> THE REQUEST: Reproduce the records below exactly, leaving out any pictures.

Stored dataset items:
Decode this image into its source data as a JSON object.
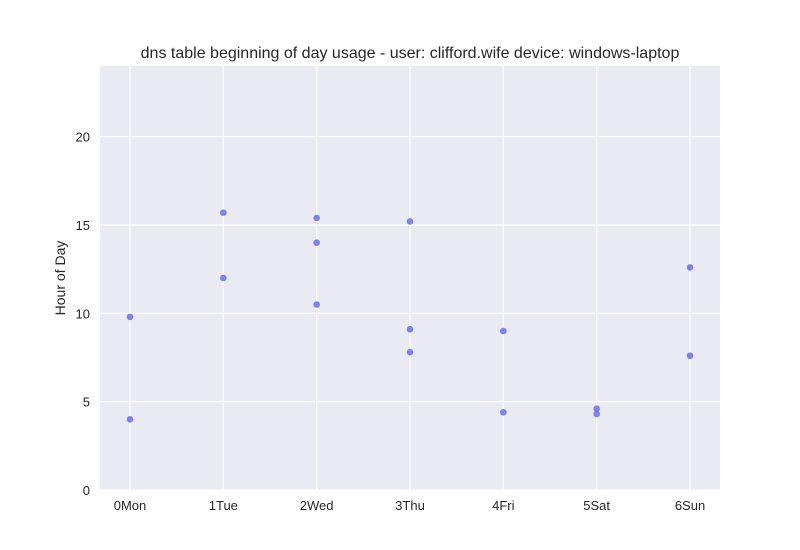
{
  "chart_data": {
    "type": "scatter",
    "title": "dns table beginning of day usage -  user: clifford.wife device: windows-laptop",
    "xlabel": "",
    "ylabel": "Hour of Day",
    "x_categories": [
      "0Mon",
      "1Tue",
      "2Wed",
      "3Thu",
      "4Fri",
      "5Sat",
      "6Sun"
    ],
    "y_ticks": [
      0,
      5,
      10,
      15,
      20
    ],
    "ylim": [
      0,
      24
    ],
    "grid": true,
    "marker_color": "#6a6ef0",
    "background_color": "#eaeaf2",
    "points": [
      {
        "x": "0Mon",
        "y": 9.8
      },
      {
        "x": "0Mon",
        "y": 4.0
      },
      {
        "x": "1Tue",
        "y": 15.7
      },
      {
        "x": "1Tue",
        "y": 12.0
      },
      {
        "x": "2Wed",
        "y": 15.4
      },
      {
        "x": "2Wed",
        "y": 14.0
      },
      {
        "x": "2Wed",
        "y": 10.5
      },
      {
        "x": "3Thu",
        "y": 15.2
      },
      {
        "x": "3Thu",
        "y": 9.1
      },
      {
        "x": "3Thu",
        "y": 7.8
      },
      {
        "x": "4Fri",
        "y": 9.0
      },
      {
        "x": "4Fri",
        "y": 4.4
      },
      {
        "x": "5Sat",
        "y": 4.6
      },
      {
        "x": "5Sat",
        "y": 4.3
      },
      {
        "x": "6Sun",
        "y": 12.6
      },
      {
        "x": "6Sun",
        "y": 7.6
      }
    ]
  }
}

> SOLUTION FOR THIS TASK:
Decode this image into its source data as a JSON object.
{
  "chart_data": {
    "type": "scatter",
    "title": "dns table beginning of day usage -  user: clifford.wife device: windows-laptop",
    "xlabel": "",
    "ylabel": "Hour of Day",
    "x_categories": [
      "0Mon",
      "1Tue",
      "2Wed",
      "3Thu",
      "4Fri",
      "5Sat",
      "6Sun"
    ],
    "y_ticks": [
      0,
      5,
      10,
      15,
      20
    ],
    "ylim": [
      0,
      24
    ],
    "grid": true,
    "marker_color": "#6a6ef0",
    "background_color": "#eaeaf2",
    "points": [
      {
        "x": "0Mon",
        "y": 9.8
      },
      {
        "x": "0Mon",
        "y": 4.0
      },
      {
        "x": "1Tue",
        "y": 15.7
      },
      {
        "x": "1Tue",
        "y": 12.0
      },
      {
        "x": "2Wed",
        "y": 15.4
      },
      {
        "x": "2Wed",
        "y": 14.0
      },
      {
        "x": "2Wed",
        "y": 10.5
      },
      {
        "x": "3Thu",
        "y": 15.2
      },
      {
        "x": "3Thu",
        "y": 9.1
      },
      {
        "x": "3Thu",
        "y": 7.8
      },
      {
        "x": "4Fri",
        "y": 9.0
      },
      {
        "x": "4Fri",
        "y": 4.4
      },
      {
        "x": "5Sat",
        "y": 4.6
      },
      {
        "x": "5Sat",
        "y": 4.3
      },
      {
        "x": "6Sun",
        "y": 12.6
      },
      {
        "x": "6Sun",
        "y": 7.6
      }
    ]
  }
}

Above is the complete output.